* _REQUIREMENTS_: Return all lines from the listing below in which the string "ngrok" occurs.

* _RECORDS FOR THE EXERCISE_:
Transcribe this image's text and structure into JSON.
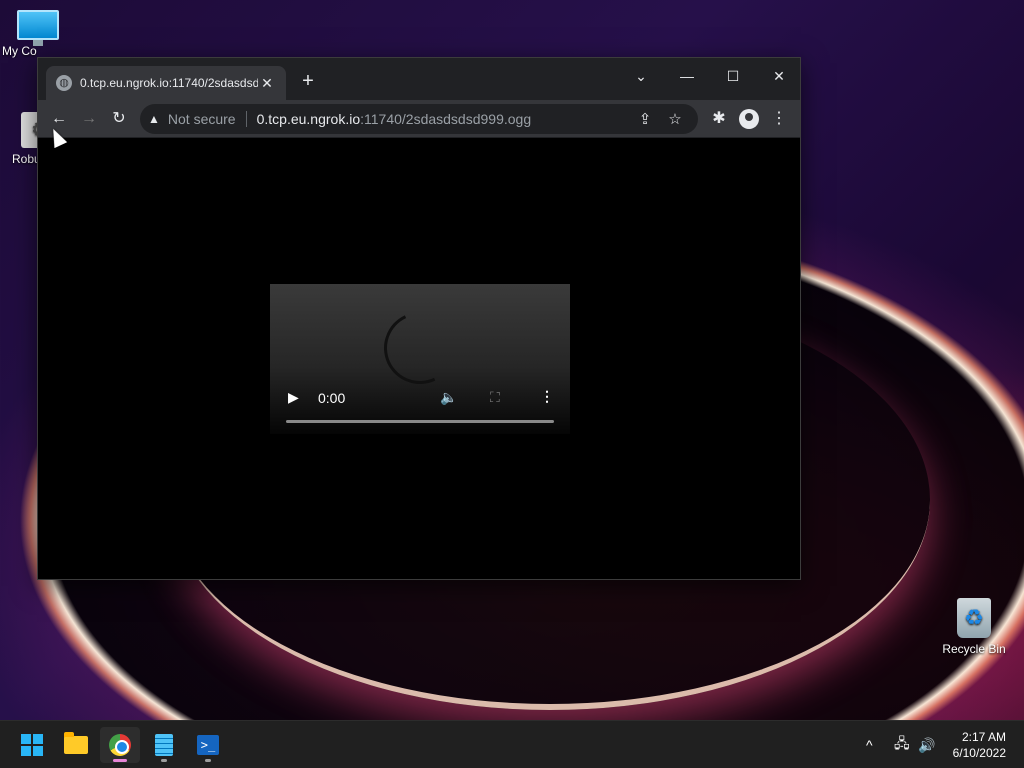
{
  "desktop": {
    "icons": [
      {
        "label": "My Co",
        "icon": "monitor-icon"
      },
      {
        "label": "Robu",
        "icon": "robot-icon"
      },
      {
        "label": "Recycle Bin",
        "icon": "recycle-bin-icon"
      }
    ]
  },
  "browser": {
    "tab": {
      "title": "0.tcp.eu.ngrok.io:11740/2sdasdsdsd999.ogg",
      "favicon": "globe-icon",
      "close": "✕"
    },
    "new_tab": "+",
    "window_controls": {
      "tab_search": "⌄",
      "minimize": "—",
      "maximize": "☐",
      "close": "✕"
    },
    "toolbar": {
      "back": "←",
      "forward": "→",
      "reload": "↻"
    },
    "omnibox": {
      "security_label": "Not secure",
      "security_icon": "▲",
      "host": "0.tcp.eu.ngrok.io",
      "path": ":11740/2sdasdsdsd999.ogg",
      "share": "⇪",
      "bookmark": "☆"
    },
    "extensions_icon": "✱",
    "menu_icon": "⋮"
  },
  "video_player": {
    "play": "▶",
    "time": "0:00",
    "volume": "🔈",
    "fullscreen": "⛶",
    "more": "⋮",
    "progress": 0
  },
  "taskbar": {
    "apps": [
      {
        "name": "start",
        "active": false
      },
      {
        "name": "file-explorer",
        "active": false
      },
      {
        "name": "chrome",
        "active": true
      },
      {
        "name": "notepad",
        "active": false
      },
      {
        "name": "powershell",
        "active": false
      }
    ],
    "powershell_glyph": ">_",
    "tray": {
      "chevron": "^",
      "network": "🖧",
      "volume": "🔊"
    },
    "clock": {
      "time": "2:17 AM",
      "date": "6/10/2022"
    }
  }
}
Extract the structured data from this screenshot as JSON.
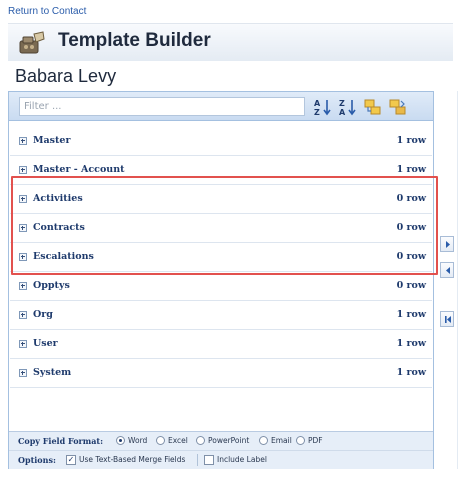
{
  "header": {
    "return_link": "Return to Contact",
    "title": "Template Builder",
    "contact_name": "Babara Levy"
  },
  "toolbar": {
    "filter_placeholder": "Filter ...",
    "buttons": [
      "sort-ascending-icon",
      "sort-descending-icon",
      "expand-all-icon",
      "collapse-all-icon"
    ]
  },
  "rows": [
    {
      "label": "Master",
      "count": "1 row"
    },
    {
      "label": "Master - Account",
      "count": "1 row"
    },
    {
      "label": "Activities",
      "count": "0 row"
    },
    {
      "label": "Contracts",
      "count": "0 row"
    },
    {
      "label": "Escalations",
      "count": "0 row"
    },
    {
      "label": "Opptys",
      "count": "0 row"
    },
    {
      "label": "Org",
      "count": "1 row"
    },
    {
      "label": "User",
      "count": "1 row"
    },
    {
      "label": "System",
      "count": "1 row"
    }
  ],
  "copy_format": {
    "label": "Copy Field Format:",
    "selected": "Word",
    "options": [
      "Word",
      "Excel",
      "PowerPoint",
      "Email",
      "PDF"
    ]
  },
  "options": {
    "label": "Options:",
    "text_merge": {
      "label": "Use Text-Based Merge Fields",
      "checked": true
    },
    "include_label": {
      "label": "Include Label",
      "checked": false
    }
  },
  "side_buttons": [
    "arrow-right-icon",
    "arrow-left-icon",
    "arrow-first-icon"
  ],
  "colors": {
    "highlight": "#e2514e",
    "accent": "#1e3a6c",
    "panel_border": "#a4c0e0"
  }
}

--

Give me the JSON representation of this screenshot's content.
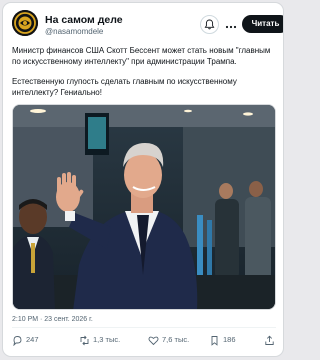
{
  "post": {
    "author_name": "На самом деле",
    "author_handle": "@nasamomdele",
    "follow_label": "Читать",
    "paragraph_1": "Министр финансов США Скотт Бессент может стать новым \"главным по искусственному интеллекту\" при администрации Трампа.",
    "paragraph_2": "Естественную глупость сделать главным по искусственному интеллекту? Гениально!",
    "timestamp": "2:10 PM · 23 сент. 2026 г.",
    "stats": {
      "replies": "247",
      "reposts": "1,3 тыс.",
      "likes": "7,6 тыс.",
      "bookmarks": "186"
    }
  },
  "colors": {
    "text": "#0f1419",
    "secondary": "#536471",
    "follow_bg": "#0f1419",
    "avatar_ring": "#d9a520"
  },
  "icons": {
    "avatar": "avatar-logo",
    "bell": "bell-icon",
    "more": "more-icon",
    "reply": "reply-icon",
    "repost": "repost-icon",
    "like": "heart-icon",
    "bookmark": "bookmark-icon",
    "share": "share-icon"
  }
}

==

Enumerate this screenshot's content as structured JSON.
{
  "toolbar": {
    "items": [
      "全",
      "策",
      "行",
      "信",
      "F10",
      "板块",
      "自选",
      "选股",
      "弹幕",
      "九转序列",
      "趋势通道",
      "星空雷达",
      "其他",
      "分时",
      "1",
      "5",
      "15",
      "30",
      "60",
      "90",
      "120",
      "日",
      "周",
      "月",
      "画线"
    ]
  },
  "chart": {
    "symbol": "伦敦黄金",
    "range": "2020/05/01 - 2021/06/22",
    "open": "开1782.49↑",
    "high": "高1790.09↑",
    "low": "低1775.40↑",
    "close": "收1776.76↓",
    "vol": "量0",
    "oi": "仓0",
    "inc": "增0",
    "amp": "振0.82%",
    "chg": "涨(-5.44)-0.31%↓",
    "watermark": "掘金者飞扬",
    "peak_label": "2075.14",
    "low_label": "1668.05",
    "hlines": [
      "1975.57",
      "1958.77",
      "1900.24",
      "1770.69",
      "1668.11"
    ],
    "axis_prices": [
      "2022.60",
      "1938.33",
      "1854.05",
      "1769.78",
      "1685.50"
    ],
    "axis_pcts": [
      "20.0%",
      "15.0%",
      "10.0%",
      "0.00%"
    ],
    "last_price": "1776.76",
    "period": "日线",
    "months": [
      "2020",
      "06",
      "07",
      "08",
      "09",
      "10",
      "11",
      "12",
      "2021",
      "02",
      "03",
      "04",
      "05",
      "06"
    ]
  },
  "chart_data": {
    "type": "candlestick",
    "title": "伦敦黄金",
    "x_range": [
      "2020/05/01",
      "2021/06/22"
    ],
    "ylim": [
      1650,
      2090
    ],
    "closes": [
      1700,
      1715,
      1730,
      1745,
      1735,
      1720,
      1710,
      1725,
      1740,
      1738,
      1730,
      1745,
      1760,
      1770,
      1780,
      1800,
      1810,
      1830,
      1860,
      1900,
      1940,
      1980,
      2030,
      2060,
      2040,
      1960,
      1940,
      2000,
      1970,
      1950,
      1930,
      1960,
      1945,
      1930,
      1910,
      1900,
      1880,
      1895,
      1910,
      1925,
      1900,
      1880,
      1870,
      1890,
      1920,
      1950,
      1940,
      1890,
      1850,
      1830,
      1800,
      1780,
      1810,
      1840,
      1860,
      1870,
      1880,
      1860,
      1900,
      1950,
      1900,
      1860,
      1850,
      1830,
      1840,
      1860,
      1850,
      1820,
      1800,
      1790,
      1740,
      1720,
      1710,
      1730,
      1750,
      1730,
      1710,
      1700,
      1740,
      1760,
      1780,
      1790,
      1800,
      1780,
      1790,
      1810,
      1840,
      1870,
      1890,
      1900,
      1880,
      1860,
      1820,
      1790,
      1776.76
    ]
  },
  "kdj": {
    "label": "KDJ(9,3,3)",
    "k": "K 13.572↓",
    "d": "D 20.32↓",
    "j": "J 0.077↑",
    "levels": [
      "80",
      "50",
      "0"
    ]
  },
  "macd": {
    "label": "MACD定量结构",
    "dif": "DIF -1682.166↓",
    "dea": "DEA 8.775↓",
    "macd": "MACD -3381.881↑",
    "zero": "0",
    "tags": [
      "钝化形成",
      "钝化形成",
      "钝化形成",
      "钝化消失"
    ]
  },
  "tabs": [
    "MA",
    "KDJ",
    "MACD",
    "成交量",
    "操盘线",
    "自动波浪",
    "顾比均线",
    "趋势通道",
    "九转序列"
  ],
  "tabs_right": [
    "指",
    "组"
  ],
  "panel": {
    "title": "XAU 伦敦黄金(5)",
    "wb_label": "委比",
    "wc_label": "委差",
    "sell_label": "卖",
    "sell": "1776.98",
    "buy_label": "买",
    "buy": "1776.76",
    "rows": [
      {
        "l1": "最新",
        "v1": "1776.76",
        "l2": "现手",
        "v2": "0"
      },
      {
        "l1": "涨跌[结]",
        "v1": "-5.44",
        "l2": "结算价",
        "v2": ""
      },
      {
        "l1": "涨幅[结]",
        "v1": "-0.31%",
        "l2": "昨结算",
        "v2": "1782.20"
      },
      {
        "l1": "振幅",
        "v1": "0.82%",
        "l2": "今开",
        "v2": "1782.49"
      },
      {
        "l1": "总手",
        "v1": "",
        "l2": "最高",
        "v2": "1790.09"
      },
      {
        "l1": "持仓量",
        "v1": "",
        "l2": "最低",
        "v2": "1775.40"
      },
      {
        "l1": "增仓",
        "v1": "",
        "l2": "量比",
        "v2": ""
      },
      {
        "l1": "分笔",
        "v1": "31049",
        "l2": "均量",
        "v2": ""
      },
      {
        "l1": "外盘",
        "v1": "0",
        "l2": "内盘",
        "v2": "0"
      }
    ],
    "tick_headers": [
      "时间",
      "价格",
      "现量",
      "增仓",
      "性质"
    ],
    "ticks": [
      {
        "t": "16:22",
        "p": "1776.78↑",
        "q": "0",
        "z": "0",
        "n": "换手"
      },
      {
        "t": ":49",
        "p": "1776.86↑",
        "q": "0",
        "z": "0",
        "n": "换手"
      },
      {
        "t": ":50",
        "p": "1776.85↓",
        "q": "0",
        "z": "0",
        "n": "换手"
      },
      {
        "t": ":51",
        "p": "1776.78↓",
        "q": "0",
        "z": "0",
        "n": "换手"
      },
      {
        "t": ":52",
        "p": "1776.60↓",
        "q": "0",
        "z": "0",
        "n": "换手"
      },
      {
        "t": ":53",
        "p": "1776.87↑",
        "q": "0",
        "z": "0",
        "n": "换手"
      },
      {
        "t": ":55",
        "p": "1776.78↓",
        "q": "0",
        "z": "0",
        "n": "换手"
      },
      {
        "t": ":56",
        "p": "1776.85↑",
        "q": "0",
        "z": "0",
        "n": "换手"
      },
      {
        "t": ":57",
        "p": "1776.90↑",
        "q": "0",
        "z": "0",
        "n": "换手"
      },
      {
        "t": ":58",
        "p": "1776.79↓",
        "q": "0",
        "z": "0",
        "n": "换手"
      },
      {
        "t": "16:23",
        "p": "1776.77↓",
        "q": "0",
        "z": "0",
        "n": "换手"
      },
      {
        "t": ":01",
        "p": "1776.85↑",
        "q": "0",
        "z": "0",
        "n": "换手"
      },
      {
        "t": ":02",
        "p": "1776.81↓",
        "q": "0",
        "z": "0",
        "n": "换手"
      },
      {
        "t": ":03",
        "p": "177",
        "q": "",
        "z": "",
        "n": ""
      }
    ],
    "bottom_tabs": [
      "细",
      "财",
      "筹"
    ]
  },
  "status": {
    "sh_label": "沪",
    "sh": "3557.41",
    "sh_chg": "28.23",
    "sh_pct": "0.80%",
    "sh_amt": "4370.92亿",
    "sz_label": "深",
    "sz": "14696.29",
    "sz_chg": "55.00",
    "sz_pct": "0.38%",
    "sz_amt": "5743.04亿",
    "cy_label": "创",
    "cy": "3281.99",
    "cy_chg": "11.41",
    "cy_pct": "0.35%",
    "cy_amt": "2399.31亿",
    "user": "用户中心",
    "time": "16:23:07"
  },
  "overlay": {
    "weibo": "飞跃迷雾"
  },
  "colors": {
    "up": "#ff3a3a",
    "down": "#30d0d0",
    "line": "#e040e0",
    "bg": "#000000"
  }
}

* _COMPLETE OUTPUT_:
      "title": "0.tcp.eu.ngrok.io:11740/2sdasdsdsd999.ogg",
      "host": "0.tcp.eu.ngrok.io",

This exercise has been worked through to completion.